▸ **WHAT NEEDS TO BE DONE**:
Extract all lines from the data beneath that include the word "fokozatba".

▸ **RECORDS SUPPLIED**:
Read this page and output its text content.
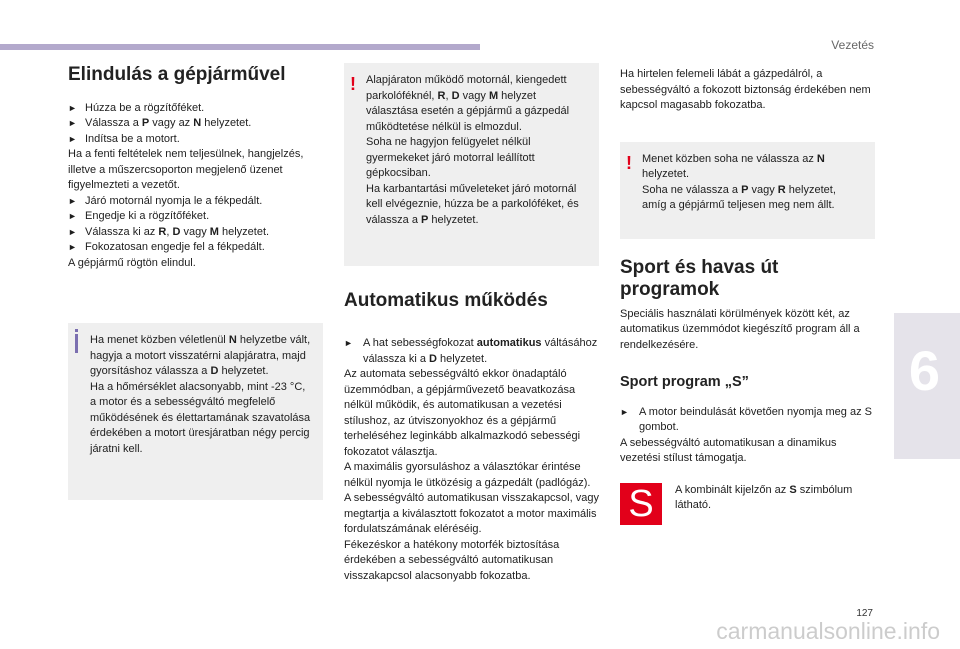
Vezetés
6
127
carmanualsonline.info
Elindulás a gépjárművel
► Húzza be a rögzítőféket.
► Válassza a P vagy az N helyzetet.
► Indítsa be a motort.

Ha a fenti feltételek nem teljesülnek, hangjelzés, illetve a műszercsoporton megjelenő üzenet figyelmezteti a vezetőt.

► Járó motornál nyomja le a fékpedált.
► Engedje ki a rögzítőféket.
► Válassza ki az R, D vagy M helyzetet.
► Fokozatosan engedje fel a fékpedált.

A gépjármű rögtön elindul.

Ha menet közben véletlenül N helyzetbe vált, hagyja a motort visszatérni alapjáratra, majd gyorsításhoz válassza a D helyzetet.

Ha a hőmérséklet alacsonyabb, mint -23 °C, a motor és a sebességváltó megfelelő működésének és élettartamának szavatolása érdekében a motort üresjáratban négy percig járatni kell.

! Alapjáraton működő motornál, kiengedett parkolóféknél, R, D vagy M helyzet választása esetén a gépjármű a gázpedál működtetése nélkül is elmozdul.

Soha ne hagyjon felügyelet nélkül gyermekeket járó motorral leállított gépkocsiban.

Ha karbantartási műveleteket járó motornál kell elvégeznie, húzza be a parkolóféket, és válassza a P helyzetet.

Automatikus működés
► A hat sebességfokozat automatikus váltásához válassza ki a D helyzetet.

Az automata sebességváltó ekkor önadaptáló üzemmódban, a gépjárművezető beavatkozása nélkül működik, és automatikusan a vezetési stílushoz, az útviszonyokhoz és a gépjármű terheléséhez leginkább alkalmazkodó sebességi fokozatot választja.

A maximális gyorsuláshoz a választókar érintése nélkül nyomja le ütközésig a gázpedált (padlógáz). A sebességváltó automatikusan visszakapcsol, vagy megtartja a kiválasztott fokozatot a motor maximális fordulatszámának eléréséig.

Fékezéskor a hatékony motorfék biztosítása érdekében a sebességváltó automatikusan visszakapcsol alacsonyabb fokozatba.

Ha hirtelen felemeli lábát a gázpedálról, a sebességváltó a fokozott biztonság érdekében nem kapcsol magasabb fokozatba.

! Menet közben soha ne válassza az N helyzetet.

Soha ne válassza a P vagy R helyzetet, amíg a gépjármű teljesen meg nem állt.

Sport és havas út programok

Speciális használati körülmények között két, az automatikus üzemmódot kiegészítő program áll a rendelkezésére.

Sport program „S”
► A motor beindulását követően nyomja meg az S gombot.

A sebességváltó automatikusan a dinamikus vezetési stílust támogatja.

S	A kombinált kijelzőn az S szimbólum látható.
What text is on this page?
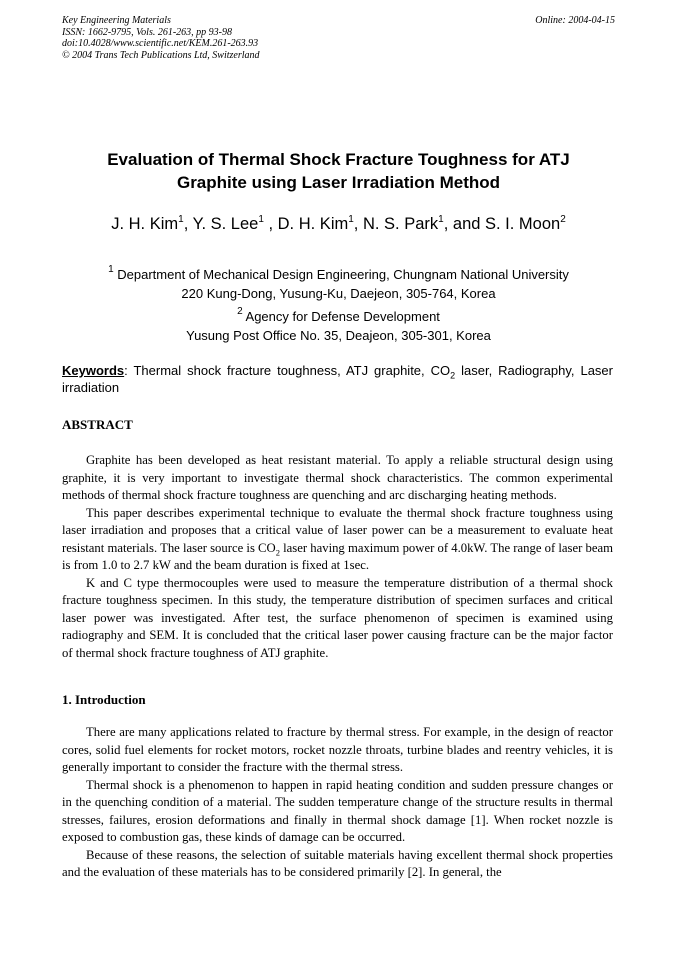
Key Engineering Materials	Online: 2004-04-15
ISSN: 1662-9795, Vols. 261-263, pp 93-98
doi:10.4028/www.scientific.net/KEM.261-263.93
© 2004 Trans Tech Publications Ltd, Switzerland
Evaluation of Thermal Shock Fracture Toughness for ATJ
Graphite using Laser Irradiation Method
J. H. Kim$^1$, Y. S. Lee$^1$ , D. H. Kim$^1$, N. S. Park$^1$, and S. I. Moon$^2$
$^1$ Department of Mechanical Design Engineering, Chungnam National University
220 Kung-Dong, Yusung-Ku, Daejeon, 305-764, Korea
$^2$ Agency for Defense Development
Yusung Post Office No. 35, Deajeon, 305-301, Korea
Keywords: Thermal shock fracture toughness, ATJ graphite, $CO_2$ laser, Radiography, Laser irradiation
ABSTRACT

Graphite has been developed as heat resistant material. To apply a reliable structural design using graphite, it is very important to investigate thermal shock characteristics. The common experimental methods of thermal shock fracture toughness are quenching and arc discharging heating methods.

This paper describes experimental technique to evaluate the thermal shock fracture toughness using laser irradiation and proposes that a critical value of laser power can be a measurement to evaluate heat resistant materials. The laser source is $CO_2$ laser having maximum power of 4.0kW. The range of laser beam is from 1.0 to 2.7 kW and the beam duration is fixed at 1sec.

K and C type thermocouples were used to measure the temperature distribution of a thermal shock fracture toughness specimen. In this study, the temperature distribution of specimen surfaces and critical laser power was investigated. After test, the surface phenomenon of specimen is examined using radiography and SEM. It is concluded that the critical laser power causing fracture can be the major factor of thermal shock fracture toughness of ATJ graphite.

1. Introduction

There are many applications related to fracture by thermal stress. For example, in the design of reactor cores, solid fuel elements for rocket motors, rocket nozzle throats, turbine blades and reentry vehicles, it is generally important to consider the fracture with the thermal stress.

Thermal shock is a phenomenon to happen in rapid heating condition and sudden pressure changes or in the quenching condition of a material. The sudden temperature change of the structure results in thermal stresses, failures, erosion deformations and finally in thermal shock damage [1]. When rocket nozzle is exposed to combustion gas, these kinds of damage can be occurred.

Because of these reasons, the selection of suitable materials having excellent thermal shock properties and the evaluation of these materials has to be considered primarily [2]. In general, the
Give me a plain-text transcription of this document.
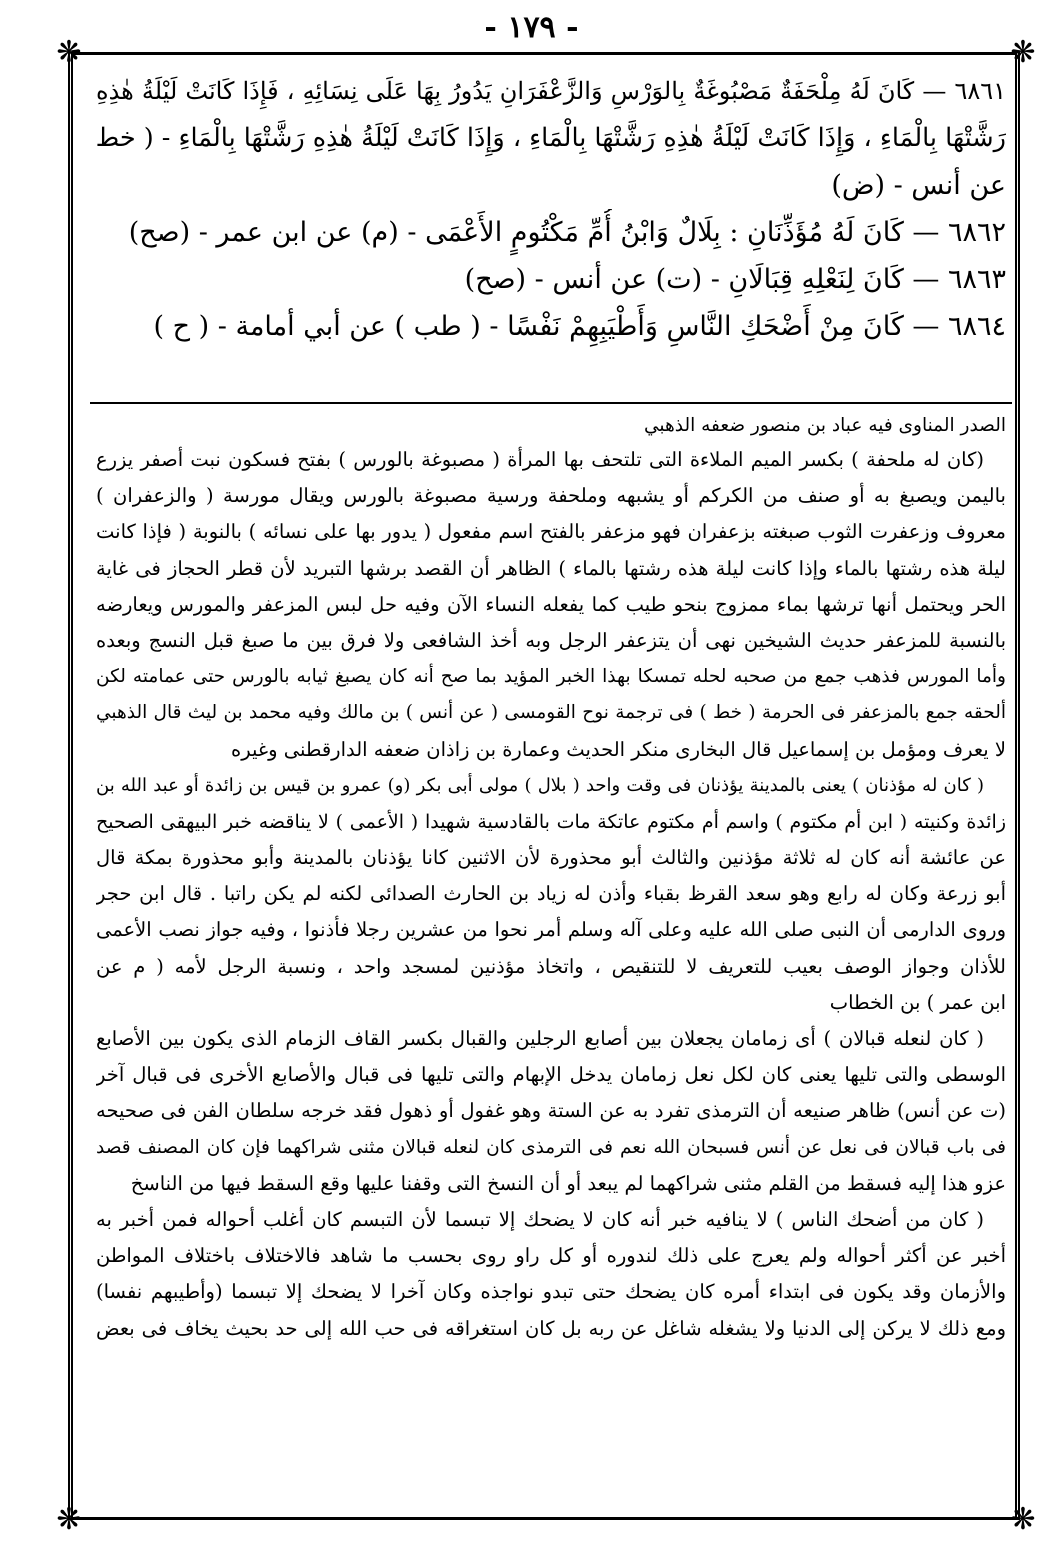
- ١٧٩ -
❋	❋
❋	❋
٦٨٦١ — كَانَ لَهُ مِلْحَفَةٌ مَصْبُوغَةٌ بِالوَرْسِ وَالزَّعْفَرَانِ يَدُورُ بِهَا عَلَى نِسَائِهِ ، فَإِذَا كَانَتْ لَيْلَةُ هٰذِهِ
رَشَّتْهَا بِالْمَاءِ ، وَإِذَا كَانَتْ لَيْلَةُ هٰذِهِ رَشَّتْهَا بِالْمَاءِ ، وَإِذَا كَانَتْ لَيْلَةُ هٰذِهِ رَشَّتْهَا بِالْمَاءِ - ( خط
عن أنس - (ض)
٦٨٦٢ — كَانَ لَهُ مُؤَذِّنَانِ : بِلَالٌ وَابْنُ أُمِّ مَكْتُومٍ الأَعْمَى - (م) عن ابن عمر - (صح)
٦٨٦٣ — كَانَ لِنَعْلِهِ قِبَالَانِ - (ت) عن أنس - (صح)
٦٨٦٤ — كَانَ مِنْ أَضْحَكِ النَّاسِ وَأَطْيَبِهِمْ نَفْسًا - ( طب ) عن أبي أمامة - ( ح )
الصدر المناوى فيه عباد بن منصور ضعفه الذهبي
(كان له ملحفة ) بكسر الميم الملاءة التى تلتحف بها المرأة ( مصبوغة بالورس ) بفتح فسكون نبت أصفر يزرع
باليمن ويصبغ به أو صنف من الكركم أو يشبهه وملحفة ورسية مصبوغة بالورس ويقال مورسة ( والزعفران )
معروف وزعفرت الثوب صبغته بزعفران فهو مزعفر بالفتح اسم مفعول ( يدور بها على نسائه ) بالنوبة ( فإذا كانت
ليلة هذه رشتها بالماء وإذا كانت ليلة هذه رشتها بالماء ) الظاهر أن القصد برشها التبريد لأن قطر الحجاز فى غاية
الحر ويحتمل أنها ترشها بماء ممزوج بنحو طيب كما يفعله النساء الآن وفيه حل لبس المزعفر والمورس ويعارضه
بالنسبة للمزعفر حديث الشيخين نهى أن يتزعفر الرجل وبه أخذ الشافعى ولا فرق بين ما صبغ قبل النسج وبعده
وأما المورس فذهب جمع من صحبه لحله تمسكا بهذا الخبر المؤيد بما صح أنه كان يصبغ ثيابه بالورس حتى عمامته لكن
ألحقه جمع بالمزعفر فى الحرمة ( خط ) فى ترجمة نوح القومسى ( عن أنس ) بن مالك وفيه محمد بن ليث قال الذهبي
لا يعرف ومؤمل بن إسماعيل قال البخارى منكر الحديث وعمارة بن زاذان ضعفه الدارقطنى وغيره
( كان له مؤذنان ) يعنى بالمدينة يؤذنان فى وقت واحد ( بلال ) مولى أبى بكر (و) عمرو بن قيس بن زائدة أو عبد الله بن
زائدة وكنيته ( ابن أم مكتوم ) واسم أم مكتوم عاتكة مات بالقادسية شهيدا ( الأعمى ) لا يناقضه خبر البيهقى الصحيح
عن عائشة أنه كان له ثلاثة مؤذنين والثالث أبو محذورة لأن الاثنين كانا يؤذنان بالمدينة وأبو محذورة بمكة قال
أبو زرعة وكان له رابع وهو سعد القرظ بقباء وأذن له زياد بن الحارث الصدائى لكنه لم يكن راتبا . قال ابن حجر
وروى الدارمى أن النبى صلى الله عليه وعلى آله وسلم أمر نحوا من عشرين رجلا فأذنوا ، وفيه جواز نصب الأعمى
للأذان وجواز الوصف بعيب للتعريف لا للتنقيص ، واتخاذ مؤذنين لمسجد واحد ، ونسبة الرجل لأمه ( م عن
ابن عمر ) بن الخطاب
( كان لنعله قبالان ) أى زمامان يجعلان بين أصابع الرجلين والقبال بكسر القاف الزمام الذى يكون بين الأصابع
الوسطى والتى تليها يعنى كان لكل نعل زمامان يدخل الإبهام والتى تليها فى قبال والأصابع الأخرى فى قبال آخر
(ت عن أنس) ظاهر صنيعه أن الترمذى تفرد به عن الستة وهو غفول أو ذهول فقد خرجه سلطان الفن فى صحيحه
فى باب قبالان فى نعل عن أنس فسبحان الله نعم فى الترمذى كان لنعله قبالان مثنى شراكهما فإن كان المصنف قصد
عزو هذا إليه فسقط من القلم مثنى شراكهما لم يبعد أو أن النسخ التى وقفنا عليها وقع السقط فيها من الناسخ
( كان من أضحك الناس ) لا ينافيه خبر أنه كان لا يضحك إلا تبسما لأن التبسم كان أغلب أحواله فمن أخبر به
أخبر عن أكثر أحواله ولم يعرج على ذلك لندوره أو كل راو روى بحسب ما شاهد فالاختلاف باختلاف المواطن
والأزمان وقد يكون فى ابتداء أمره كان يضحك حتى تبدو نواجذه وكان آخرا لا يضحك إلا تبسما (وأطيبهم نفسا)
ومع ذلك لا يركن إلى الدنيا ولا يشغله شاغل عن ربه بل كان استغراقه فى حب الله إلى حد بحيث يخاف فى بعض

▸ **SOLUTION TO THIS TASK**:
Fékezéskor a hatékony motorfék biztosítása érdekében a sebességváltó automatikusan visszakapcsol alacsonyabb fokozatba.
Ha hirtelen felemeli lábát a gázpedálról, a sebességváltó a fokozott biztonság érdekében nem kapcsol magasabb fokozatba.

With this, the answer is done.